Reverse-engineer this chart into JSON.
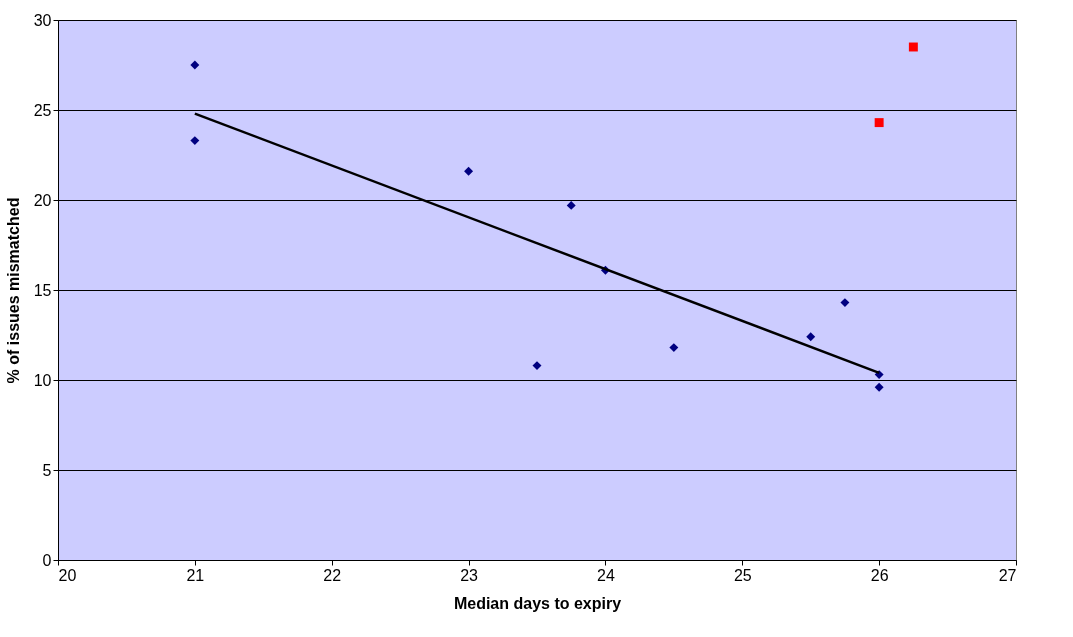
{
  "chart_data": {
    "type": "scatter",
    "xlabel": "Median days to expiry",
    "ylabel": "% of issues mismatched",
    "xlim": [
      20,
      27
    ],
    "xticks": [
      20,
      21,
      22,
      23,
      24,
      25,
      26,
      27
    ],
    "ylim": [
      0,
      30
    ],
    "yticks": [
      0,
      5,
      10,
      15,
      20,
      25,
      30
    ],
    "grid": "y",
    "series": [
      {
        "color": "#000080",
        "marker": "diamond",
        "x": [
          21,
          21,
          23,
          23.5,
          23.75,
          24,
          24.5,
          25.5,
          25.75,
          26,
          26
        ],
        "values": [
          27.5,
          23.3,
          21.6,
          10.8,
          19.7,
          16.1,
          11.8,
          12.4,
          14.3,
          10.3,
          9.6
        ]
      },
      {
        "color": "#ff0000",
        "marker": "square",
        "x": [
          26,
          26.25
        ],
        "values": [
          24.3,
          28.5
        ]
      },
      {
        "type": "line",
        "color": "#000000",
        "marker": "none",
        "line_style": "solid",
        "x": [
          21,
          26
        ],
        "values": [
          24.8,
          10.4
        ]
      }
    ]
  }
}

Work to do ::
Quote the data above in full, leaving out the pictures it holds.

Answer to this problem ::
Reverse-engineer this chart into JSON.
{
  "chart_data": {
    "type": "scatter",
    "xlabel": "Median days to expiry",
    "ylabel": "% of issues mismatched",
    "xlim": [
      20,
      27
    ],
    "xticks": [
      20,
      21,
      22,
      23,
      24,
      25,
      26,
      27
    ],
    "ylim": [
      0,
      30
    ],
    "yticks": [
      0,
      5,
      10,
      15,
      20,
      25,
      30
    ],
    "grid": "y",
    "series": [
      {
        "color": "#000080",
        "marker": "diamond",
        "x": [
          21,
          21,
          23,
          23.5,
          23.75,
          24,
          24.5,
          25.5,
          25.75,
          26,
          26
        ],
        "values": [
          27.5,
          23.3,
          21.6,
          10.8,
          19.7,
          16.1,
          11.8,
          12.4,
          14.3,
          10.3,
          9.6
        ]
      },
      {
        "color": "#ff0000",
        "marker": "square",
        "x": [
          26,
          26.25
        ],
        "values": [
          24.3,
          28.5
        ]
      },
      {
        "type": "line",
        "color": "#000000",
        "marker": "none",
        "line_style": "solid",
        "x": [
          21,
          26
        ],
        "values": [
          24.8,
          10.4
        ]
      }
    ]
  }
}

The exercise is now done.